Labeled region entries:
........

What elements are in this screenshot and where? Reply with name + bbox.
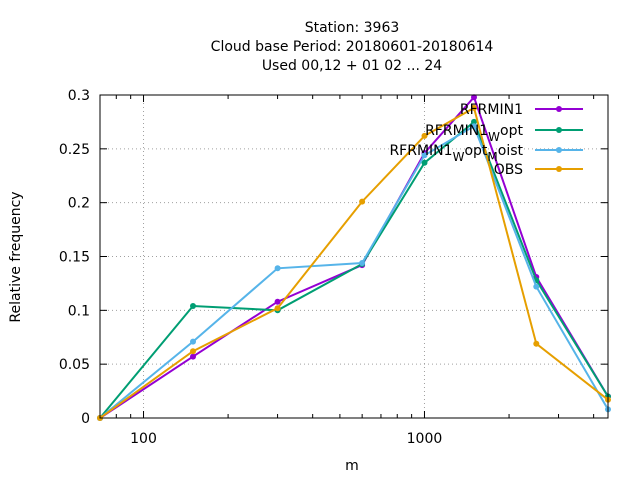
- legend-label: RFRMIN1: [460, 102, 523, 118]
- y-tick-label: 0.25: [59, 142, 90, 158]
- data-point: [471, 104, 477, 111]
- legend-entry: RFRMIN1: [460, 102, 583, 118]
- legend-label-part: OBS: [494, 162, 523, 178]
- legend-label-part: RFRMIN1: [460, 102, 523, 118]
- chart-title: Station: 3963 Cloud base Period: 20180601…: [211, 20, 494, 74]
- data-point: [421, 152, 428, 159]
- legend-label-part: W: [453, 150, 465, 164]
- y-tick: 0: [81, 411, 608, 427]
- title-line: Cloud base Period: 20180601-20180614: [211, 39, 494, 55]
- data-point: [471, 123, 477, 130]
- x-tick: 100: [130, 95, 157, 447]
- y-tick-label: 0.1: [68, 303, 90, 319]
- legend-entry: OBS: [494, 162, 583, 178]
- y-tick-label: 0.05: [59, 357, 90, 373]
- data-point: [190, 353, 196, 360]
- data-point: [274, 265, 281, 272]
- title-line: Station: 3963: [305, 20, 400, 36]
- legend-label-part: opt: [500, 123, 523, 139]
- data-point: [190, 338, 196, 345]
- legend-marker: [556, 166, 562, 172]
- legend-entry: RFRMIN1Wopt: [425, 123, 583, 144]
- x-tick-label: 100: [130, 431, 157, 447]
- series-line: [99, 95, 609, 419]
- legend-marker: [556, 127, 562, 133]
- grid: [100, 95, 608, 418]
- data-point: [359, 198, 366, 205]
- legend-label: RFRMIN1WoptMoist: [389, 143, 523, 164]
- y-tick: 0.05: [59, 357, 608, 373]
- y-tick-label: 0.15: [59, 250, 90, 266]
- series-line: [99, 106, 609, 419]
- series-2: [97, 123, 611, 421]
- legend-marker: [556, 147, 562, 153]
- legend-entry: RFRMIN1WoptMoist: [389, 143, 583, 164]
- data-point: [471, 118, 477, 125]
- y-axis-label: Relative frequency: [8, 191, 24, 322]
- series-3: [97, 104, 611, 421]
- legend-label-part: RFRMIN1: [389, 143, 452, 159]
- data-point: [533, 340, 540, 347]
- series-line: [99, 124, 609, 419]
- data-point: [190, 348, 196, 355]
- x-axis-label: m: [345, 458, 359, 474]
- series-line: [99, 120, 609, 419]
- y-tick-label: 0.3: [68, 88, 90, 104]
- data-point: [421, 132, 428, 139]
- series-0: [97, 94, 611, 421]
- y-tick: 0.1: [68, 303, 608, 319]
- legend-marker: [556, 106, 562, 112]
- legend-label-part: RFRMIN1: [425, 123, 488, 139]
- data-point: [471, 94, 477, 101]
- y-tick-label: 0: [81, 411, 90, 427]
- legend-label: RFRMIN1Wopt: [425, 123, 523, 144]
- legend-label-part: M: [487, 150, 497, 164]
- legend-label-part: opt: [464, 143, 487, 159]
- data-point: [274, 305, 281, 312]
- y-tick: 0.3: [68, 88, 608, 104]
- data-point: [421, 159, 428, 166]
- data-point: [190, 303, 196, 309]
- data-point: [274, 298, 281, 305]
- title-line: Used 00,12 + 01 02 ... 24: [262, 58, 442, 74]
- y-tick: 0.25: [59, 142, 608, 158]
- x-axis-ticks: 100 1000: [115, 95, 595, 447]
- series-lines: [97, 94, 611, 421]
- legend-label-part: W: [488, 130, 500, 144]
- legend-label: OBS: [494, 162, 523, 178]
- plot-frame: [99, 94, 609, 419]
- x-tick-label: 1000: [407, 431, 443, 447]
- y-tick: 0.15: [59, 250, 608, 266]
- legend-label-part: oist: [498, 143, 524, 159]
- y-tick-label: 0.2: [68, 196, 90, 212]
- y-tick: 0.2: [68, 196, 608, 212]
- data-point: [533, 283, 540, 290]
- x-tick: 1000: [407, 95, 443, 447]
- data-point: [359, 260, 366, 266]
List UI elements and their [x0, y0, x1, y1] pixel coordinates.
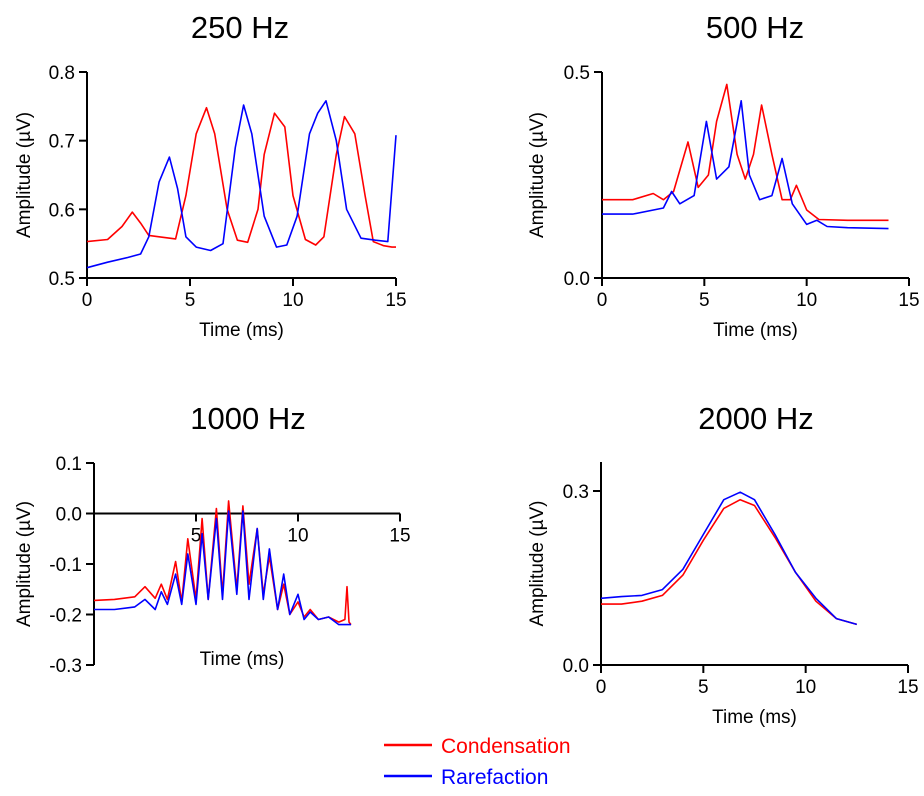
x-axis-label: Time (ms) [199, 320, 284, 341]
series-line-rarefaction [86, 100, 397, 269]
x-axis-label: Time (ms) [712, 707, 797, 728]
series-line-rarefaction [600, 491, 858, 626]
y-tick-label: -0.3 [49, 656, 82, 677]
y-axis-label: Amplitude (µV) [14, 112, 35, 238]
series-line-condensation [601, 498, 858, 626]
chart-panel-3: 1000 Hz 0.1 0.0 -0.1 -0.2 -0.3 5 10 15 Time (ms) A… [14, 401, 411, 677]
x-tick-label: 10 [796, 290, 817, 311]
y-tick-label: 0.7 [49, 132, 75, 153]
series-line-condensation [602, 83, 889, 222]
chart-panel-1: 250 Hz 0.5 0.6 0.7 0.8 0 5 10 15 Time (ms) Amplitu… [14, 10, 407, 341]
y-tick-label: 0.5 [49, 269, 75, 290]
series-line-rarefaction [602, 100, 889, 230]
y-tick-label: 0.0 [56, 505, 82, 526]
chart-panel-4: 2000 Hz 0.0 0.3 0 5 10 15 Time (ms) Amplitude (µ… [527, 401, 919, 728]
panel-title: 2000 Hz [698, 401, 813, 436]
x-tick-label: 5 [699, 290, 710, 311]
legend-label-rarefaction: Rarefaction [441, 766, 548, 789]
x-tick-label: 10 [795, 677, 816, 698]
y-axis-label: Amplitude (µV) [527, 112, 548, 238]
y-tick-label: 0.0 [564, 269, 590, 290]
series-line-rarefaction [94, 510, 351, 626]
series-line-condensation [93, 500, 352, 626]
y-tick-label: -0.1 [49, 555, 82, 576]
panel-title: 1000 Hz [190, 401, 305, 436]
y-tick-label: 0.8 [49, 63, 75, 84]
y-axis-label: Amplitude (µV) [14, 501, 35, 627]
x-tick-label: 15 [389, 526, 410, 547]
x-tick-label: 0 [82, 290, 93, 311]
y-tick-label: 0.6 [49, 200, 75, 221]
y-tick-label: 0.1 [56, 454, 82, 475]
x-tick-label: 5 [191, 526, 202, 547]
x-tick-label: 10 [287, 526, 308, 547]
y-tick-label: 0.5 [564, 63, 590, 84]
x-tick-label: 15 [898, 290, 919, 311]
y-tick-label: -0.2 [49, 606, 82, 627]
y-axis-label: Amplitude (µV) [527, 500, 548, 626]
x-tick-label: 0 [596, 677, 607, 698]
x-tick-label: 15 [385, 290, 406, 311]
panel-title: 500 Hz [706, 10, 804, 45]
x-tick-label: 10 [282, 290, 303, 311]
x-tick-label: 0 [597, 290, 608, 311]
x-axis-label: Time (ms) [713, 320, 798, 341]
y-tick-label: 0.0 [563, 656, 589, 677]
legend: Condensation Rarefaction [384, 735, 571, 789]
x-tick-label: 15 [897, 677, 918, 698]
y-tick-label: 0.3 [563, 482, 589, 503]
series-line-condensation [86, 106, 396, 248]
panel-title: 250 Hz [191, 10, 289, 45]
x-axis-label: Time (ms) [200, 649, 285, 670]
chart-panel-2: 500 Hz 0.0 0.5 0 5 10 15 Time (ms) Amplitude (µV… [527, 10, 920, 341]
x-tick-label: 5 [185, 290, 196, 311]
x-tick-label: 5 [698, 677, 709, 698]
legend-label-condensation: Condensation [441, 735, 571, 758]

........

Reproduce the lines of every record above word for word, omitting the pictures.

Task solution:
What elements are in this screenshot and where? Reply with name + bbox.
- legend-label: RFRMIN1: [460, 102, 523, 118]
- y-tick-label: 0.25: [59, 142, 90, 158]
- data-point: [471, 104, 477, 111]
- legend-entry: RFRMIN1: [460, 102, 583, 118]
- legend-label-part: OBS: [494, 162, 523, 178]
- legend-label-part: RFRMIN1: [460, 102, 523, 118]
- chart-title: Station: 3963 Cloud base Period: 20180601…: [211, 20, 494, 74]
- data-point: [421, 152, 428, 159]
- legend-label-part: W: [453, 150, 465, 164]
- y-tick: 0: [81, 411, 608, 427]
- title-line: Cloud base Period: 20180601-20180614: [211, 39, 494, 55]
- data-point: [471, 123, 477, 130]
- x-tick: 100: [130, 95, 157, 447]
- y-tick-label: 0.1: [68, 303, 90, 319]
- legend-entry: OBS: [494, 162, 583, 178]
- y-tick-label: 0.05: [59, 357, 90, 373]
- data-point: [190, 353, 196, 360]
- data-point: [274, 265, 281, 272]
- title-line: Station: 3963: [305, 20, 400, 36]
- legend-label-part: opt: [500, 123, 523, 139]
- data-point: [190, 338, 196, 345]
- legend-marker: [556, 166, 562, 172]
- legend-entry: RFRMIN1Wopt: [425, 123, 583, 144]
- x-tick-label: 100: [130, 431, 157, 447]
- series-line: [99, 95, 609, 419]
- legend-marker: [556, 127, 562, 133]
- grid: [100, 95, 608, 418]
- data-point: [359, 198, 366, 205]
- legend-label: RFRMIN1WoptMoist: [389, 143, 523, 164]
- y-tick: 0.05: [59, 357, 608, 373]
- y-tick-label: 0.15: [59, 250, 90, 266]
- series-line: [99, 106, 609, 419]
- series-2: [97, 123, 611, 421]
- legend-marker: [556, 147, 562, 153]
- legend-entry: RFRMIN1WoptMoist: [389, 143, 583, 164]
- data-point: [471, 118, 477, 125]
- y-axis-label: Relative frequency: [8, 191, 24, 322]
- series-3: [97, 104, 611, 421]
- legend-label-part: RFRMIN1: [389, 143, 452, 159]
- data-point: [533, 340, 540, 347]
- series-line: [99, 124, 609, 419]
- data-point: [190, 348, 196, 355]
- x-axis-label: m: [345, 458, 359, 474]
- series-line: [99, 120, 609, 419]
- y-tick-label: 0.3: [68, 88, 90, 104]
- data-point: [421, 132, 428, 139]
- series-0: [97, 94, 611, 421]
- y-tick: 0.1: [68, 303, 608, 319]
- legend-marker: [556, 106, 562, 112]
- legend-label-part: RFRMIN1: [425, 123, 488, 139]
- data-point: [471, 94, 477, 101]
- y-tick-label: 0: [81, 411, 90, 427]
- legend-label: RFRMIN1Wopt: [425, 123, 523, 144]
- legend-label-part: M: [487, 150, 497, 164]
- legend-label-part: opt: [464, 143, 487, 159]
- data-point: [274, 305, 281, 312]
- y-tick: 0.3: [68, 88, 608, 104]
- data-point: [421, 159, 428, 166]
- data-point: [190, 303, 196, 309]
- data-point: [274, 298, 281, 305]
- title-line: Used 00,12 + 01 02 ... 24: [262, 58, 442, 74]
- y-tick: 0.25: [59, 142, 608, 158]
- x-axis-ticks: 100 1000: [115, 95, 595, 447]
- series-lines: [97, 94, 611, 421]
- legend-label-part: W: [488, 130, 500, 144]
- legend-label: OBS: [494, 162, 523, 178]
- plot-frame: [99, 94, 609, 419]
- x-tick-label: 1000: [407, 431, 443, 447]
- y-tick: 0.15: [59, 250, 608, 266]
- legend-label-part: oist: [498, 143, 524, 159]
- y-tick-label: 0.2: [68, 196, 90, 212]
- y-tick: 0.2: [68, 196, 608, 212]
- data-point: [533, 283, 540, 290]
- x-tick: 1000: [407, 95, 443, 447]
- data-point: [359, 260, 366, 266]
List UI elements and their [x0, y0, x1, y1] pixel coordinates.
x-axis-label: Time (ms) [199, 320, 284, 341]
series-line-rarefaction [86, 100, 397, 269]
x-axis-label: Time (ms) [712, 707, 797, 728]
series-line-rarefaction [600, 491, 858, 626]
y-tick-label: -0.3 [49, 656, 82, 677]
y-axis-label: Amplitude (µV) [14, 112, 35, 238]
series-line-condensation [601, 498, 858, 626]
chart-panel-3: 1000 Hz 0.1 0.0 -0.1 -0.2 -0.3 5 10 15 Time (ms) A… [14, 401, 411, 677]
x-tick-label: 10 [796, 290, 817, 311]
y-tick-label: 0.7 [49, 132, 75, 153]
series-line-condensation [602, 83, 889, 222]
chart-panel-1: 250 Hz 0.5 0.6 0.7 0.8 0 5 10 15 Time (ms) Amplitu… [14, 10, 407, 341]
y-tick-label: 0.5 [49, 269, 75, 290]
series-line-rarefaction [602, 100, 889, 230]
y-tick-label: 0.0 [56, 505, 82, 526]
chart-panel-4: 2000 Hz 0.0 0.3 0 5 10 15 Time (ms) Amplitude (µ… [527, 401, 919, 728]
panel-title: 2000 Hz [698, 401, 813, 436]
x-tick-label: 5 [699, 290, 710, 311]
legend-label-rarefaction: Rarefaction [441, 766, 548, 789]
x-tick-label: 10 [795, 677, 816, 698]
y-axis-label: Amplitude (µV) [527, 112, 548, 238]
y-tick-label: 0.0 [564, 269, 590, 290]
series-line-rarefaction [94, 510, 351, 626]
series-line-condensation [93, 500, 352, 626]
y-tick-label: -0.1 [49, 555, 82, 576]
panel-title: 1000 Hz [190, 401, 305, 436]
y-tick-label: 0.8 [49, 63, 75, 84]
y-axis-label: Amplitude (µV) [14, 501, 35, 627]
x-tick-label: 15 [389, 526, 410, 547]
x-tick-label: 0 [82, 290, 93, 311]
y-tick-label: 0.6 [49, 200, 75, 221]
y-tick-label: 0.1 [56, 454, 82, 475]
x-tick-label: 5 [191, 526, 202, 547]
x-tick-label: 10 [287, 526, 308, 547]
y-tick-label: 0.5 [564, 63, 590, 84]
x-tick-label: 15 [898, 290, 919, 311]
y-tick-label: -0.2 [49, 606, 82, 627]
y-axis-label: Amplitude (µV) [527, 500, 548, 626]
x-tick-label: 0 [596, 677, 607, 698]
x-tick-label: 15 [385, 290, 406, 311]
panel-title: 500 Hz [706, 10, 804, 45]
x-tick-label: 10 [282, 290, 303, 311]
x-tick-label: 0 [597, 290, 608, 311]
x-axis-label: Time (ms) [713, 320, 798, 341]
y-tick-label: 0.0 [563, 656, 589, 677]
legend: Condensation Rarefaction [384, 735, 571, 789]
x-tick-label: 15 [897, 677, 918, 698]
y-tick-label: 0.3 [563, 482, 589, 503]
series-line-condensation [86, 106, 396, 248]
panel-title: 250 Hz [191, 10, 289, 45]
x-axis-label: Time (ms) [200, 649, 285, 670]
chart-panel-2: 500 Hz 0.0 0.5 0 5 10 15 Time (ms) Amplitude (µV… [527, 10, 920, 341]
x-tick-label: 5 [185, 290, 196, 311]
x-tick-label: 5 [698, 677, 709, 698]
legend-label-condensation: Condensation [441, 735, 571, 758]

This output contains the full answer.